**Short task**: Give back the full listing verbatim, apart from its images.

**Raw records**:
____

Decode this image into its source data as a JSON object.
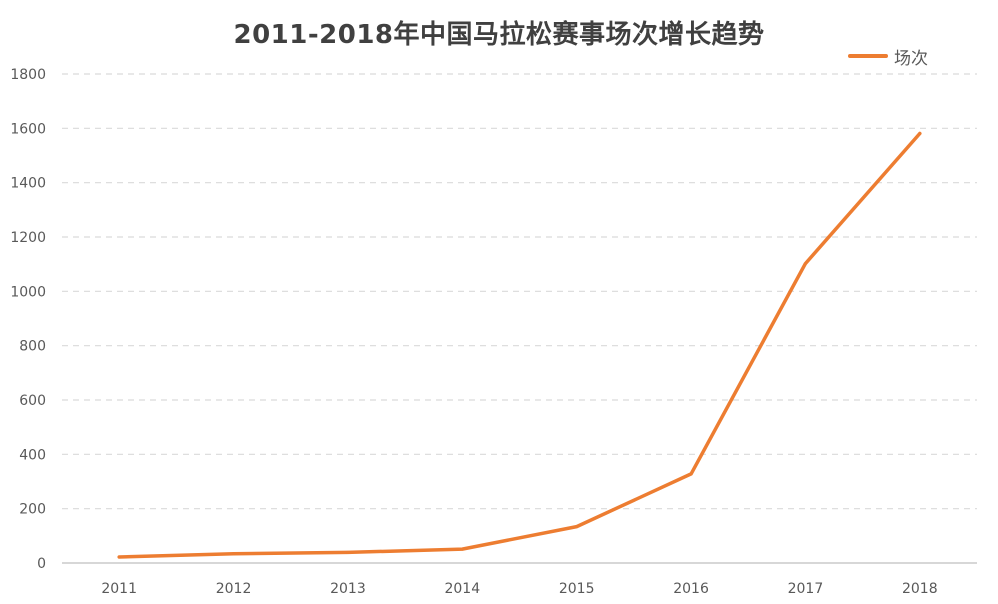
{
  "chart_data": {
    "type": "line",
    "title": "2011-2018年中国马拉松赛事场次增长趋势",
    "xlabel": "",
    "ylabel": "",
    "categories": [
      "2011",
      "2012",
      "2013",
      "2014",
      "2015",
      "2016",
      "2017",
      "2018"
    ],
    "series": [
      {
        "name": "场次",
        "values": [
          22,
          34,
          39,
          51,
          134,
          328,
          1102,
          1581
        ],
        "color": "#ED7D31"
      }
    ],
    "ylim": [
      0,
      1800
    ],
    "yticks": [
      "0",
      "200",
      "400",
      "600",
      "800",
      "1000",
      "1200",
      "1400",
      "1600",
      "1800"
    ],
    "grid": true,
    "grid_style": "dashed",
    "legend_position": "top-right"
  },
  "colors": {
    "line": "#ED7D31",
    "grid": "#D9D9D9",
    "axis": "#BFBFBF",
    "text": "#595959",
    "title": "#404040"
  }
}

____

**Exercise answer**:
Decode this image into its source data as a JSON object.
{
  "chart_data": {
    "type": "line",
    "title": "2011-2018年中国马拉松赛事场次增长趋势",
    "xlabel": "",
    "ylabel": "",
    "categories": [
      "2011",
      "2012",
      "2013",
      "2014",
      "2015",
      "2016",
      "2017",
      "2018"
    ],
    "series": [
      {
        "name": "场次",
        "values": [
          22,
          34,
          39,
          51,
          134,
          328,
          1102,
          1581
        ],
        "color": "#ED7D31"
      }
    ],
    "ylim": [
      0,
      1800
    ],
    "yticks": [
      "0",
      "200",
      "400",
      "600",
      "800",
      "1000",
      "1200",
      "1400",
      "1600",
      "1800"
    ],
    "grid": true,
    "grid_style": "dashed",
    "legend_position": "top-right"
  },
  "colors": {
    "line": "#ED7D31",
    "grid": "#D9D9D9",
    "axis": "#BFBFBF",
    "text": "#595959",
    "title": "#404040"
  }
}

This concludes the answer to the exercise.